### Material supplied:

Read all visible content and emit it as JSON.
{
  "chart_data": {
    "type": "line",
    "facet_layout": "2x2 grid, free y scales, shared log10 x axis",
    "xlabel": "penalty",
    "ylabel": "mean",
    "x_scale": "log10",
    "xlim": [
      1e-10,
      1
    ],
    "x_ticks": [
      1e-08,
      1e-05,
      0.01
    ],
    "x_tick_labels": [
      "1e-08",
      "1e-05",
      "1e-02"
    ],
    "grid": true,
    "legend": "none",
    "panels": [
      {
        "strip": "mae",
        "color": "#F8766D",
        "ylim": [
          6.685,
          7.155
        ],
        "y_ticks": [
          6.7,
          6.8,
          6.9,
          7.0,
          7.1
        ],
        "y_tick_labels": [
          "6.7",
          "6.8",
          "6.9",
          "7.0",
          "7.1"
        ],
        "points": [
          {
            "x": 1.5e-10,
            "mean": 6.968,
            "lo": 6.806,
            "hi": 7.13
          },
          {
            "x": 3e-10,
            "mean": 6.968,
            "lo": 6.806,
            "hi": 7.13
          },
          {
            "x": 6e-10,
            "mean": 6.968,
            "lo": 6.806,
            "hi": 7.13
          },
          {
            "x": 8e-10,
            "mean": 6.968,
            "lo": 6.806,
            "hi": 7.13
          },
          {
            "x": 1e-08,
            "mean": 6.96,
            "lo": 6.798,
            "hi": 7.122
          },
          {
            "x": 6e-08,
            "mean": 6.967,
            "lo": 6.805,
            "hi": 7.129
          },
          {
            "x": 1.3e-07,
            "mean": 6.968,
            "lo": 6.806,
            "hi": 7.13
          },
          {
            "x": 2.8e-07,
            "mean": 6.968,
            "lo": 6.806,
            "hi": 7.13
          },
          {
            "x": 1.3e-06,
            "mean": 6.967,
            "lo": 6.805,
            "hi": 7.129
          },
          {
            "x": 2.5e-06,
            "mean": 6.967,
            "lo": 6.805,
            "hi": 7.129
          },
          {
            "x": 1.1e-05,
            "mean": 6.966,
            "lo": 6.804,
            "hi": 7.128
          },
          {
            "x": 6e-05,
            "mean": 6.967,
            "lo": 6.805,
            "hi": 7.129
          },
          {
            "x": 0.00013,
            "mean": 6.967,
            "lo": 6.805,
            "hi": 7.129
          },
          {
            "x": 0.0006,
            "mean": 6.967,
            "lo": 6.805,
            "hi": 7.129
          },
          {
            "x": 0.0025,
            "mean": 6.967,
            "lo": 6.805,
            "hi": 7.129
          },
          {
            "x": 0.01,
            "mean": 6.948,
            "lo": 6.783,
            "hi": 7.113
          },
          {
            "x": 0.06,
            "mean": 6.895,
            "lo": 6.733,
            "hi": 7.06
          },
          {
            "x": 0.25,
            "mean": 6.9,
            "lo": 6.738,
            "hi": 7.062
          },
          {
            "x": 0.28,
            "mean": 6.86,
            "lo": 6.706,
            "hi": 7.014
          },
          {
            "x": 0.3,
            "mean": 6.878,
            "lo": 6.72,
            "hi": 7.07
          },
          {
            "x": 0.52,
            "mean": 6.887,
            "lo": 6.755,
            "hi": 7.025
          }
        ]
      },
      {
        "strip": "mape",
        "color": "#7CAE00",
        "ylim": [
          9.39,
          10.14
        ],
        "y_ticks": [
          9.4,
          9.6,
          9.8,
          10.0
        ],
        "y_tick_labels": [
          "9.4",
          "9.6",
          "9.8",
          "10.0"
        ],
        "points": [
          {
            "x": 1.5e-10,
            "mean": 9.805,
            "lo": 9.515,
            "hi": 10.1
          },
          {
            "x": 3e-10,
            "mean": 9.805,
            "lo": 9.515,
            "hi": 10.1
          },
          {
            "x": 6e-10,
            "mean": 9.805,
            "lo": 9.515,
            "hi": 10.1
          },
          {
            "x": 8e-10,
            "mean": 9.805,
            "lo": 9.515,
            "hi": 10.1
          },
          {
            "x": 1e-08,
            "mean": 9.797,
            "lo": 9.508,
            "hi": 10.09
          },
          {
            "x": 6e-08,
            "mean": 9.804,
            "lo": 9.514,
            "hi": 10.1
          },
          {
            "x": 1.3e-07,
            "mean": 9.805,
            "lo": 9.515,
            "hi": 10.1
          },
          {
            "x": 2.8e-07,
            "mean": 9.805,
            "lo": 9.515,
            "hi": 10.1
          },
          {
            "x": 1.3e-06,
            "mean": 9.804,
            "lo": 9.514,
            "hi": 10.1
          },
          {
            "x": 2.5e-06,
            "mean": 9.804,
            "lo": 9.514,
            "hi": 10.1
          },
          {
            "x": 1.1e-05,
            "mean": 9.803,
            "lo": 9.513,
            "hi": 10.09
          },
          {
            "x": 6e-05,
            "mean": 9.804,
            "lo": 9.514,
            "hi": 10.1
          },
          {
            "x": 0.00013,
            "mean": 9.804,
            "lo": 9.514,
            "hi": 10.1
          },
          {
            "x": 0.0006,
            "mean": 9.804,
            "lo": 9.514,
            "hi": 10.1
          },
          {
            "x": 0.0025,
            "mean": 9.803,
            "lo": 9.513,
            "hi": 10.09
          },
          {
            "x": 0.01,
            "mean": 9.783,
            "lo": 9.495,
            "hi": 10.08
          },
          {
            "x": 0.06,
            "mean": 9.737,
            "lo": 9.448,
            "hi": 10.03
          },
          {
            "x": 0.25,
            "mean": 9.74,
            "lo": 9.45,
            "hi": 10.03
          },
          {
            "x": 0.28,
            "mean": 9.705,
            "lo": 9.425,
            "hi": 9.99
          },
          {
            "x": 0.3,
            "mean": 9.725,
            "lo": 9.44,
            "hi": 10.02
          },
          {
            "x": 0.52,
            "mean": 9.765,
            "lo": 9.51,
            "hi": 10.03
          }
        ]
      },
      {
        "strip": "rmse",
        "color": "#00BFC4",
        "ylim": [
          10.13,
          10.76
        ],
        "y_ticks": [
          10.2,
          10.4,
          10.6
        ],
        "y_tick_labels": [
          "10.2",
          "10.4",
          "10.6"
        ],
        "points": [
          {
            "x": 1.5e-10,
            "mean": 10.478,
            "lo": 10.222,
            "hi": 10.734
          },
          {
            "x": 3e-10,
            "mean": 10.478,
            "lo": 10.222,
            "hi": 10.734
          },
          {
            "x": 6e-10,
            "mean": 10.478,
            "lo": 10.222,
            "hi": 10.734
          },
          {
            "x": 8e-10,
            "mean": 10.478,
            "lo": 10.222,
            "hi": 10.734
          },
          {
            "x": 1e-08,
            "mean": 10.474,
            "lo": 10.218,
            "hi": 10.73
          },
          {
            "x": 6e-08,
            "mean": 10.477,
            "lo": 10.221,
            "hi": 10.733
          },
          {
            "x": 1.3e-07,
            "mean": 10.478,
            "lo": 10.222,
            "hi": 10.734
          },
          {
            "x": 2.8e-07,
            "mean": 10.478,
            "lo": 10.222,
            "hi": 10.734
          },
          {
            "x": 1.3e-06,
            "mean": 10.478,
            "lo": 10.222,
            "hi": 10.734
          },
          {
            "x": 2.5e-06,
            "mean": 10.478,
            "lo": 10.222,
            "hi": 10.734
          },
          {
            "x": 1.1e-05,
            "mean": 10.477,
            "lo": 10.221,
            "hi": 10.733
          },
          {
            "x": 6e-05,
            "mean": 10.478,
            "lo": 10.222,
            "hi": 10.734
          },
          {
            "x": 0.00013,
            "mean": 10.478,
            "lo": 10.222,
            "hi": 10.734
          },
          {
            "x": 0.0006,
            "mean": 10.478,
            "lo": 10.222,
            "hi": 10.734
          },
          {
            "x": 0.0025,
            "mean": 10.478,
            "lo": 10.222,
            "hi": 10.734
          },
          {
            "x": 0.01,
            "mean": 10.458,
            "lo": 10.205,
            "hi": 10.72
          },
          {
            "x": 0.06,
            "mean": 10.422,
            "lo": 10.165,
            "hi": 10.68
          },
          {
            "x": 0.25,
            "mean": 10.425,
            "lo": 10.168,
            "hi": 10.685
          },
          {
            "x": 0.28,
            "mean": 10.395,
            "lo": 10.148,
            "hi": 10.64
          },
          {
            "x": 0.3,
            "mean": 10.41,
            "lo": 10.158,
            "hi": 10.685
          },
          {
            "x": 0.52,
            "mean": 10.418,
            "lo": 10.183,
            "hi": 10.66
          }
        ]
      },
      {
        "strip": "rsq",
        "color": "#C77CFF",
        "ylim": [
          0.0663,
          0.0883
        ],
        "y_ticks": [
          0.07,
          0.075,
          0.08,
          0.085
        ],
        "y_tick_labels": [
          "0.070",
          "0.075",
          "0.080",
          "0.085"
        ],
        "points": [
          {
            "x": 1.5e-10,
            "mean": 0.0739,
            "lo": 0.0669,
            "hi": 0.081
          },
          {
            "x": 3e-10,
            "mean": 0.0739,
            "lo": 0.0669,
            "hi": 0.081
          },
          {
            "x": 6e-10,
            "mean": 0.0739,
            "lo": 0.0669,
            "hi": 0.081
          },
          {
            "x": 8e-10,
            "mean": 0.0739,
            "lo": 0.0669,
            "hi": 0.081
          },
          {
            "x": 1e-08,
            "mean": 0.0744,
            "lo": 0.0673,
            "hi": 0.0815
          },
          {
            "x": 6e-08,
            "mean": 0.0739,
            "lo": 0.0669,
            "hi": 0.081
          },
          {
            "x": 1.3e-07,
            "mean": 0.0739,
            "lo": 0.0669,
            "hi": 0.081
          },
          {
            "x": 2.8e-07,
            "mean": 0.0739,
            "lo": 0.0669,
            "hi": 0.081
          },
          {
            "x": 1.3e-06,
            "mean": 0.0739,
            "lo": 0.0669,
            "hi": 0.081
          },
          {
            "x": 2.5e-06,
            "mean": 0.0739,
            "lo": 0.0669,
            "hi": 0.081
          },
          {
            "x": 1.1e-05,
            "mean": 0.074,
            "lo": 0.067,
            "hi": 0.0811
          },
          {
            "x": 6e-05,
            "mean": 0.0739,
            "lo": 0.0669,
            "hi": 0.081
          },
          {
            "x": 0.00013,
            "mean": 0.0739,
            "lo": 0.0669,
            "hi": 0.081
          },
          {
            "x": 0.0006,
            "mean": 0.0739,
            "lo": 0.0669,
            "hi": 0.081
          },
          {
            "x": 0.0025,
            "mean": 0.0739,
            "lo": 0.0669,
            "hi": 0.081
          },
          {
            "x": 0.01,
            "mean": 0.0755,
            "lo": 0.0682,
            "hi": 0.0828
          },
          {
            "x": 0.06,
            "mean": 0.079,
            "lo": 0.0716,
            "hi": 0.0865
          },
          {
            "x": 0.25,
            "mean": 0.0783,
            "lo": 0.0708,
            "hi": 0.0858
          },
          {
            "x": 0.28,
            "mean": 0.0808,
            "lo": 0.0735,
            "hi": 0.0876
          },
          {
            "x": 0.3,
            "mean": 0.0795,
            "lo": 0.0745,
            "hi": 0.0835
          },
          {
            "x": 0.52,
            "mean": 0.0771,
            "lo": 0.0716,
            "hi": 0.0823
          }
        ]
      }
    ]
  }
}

### Exercise directions:
Check every line of the entries above for the word "color" and report how many lines contain it, giving the number only.

### Completed task:
4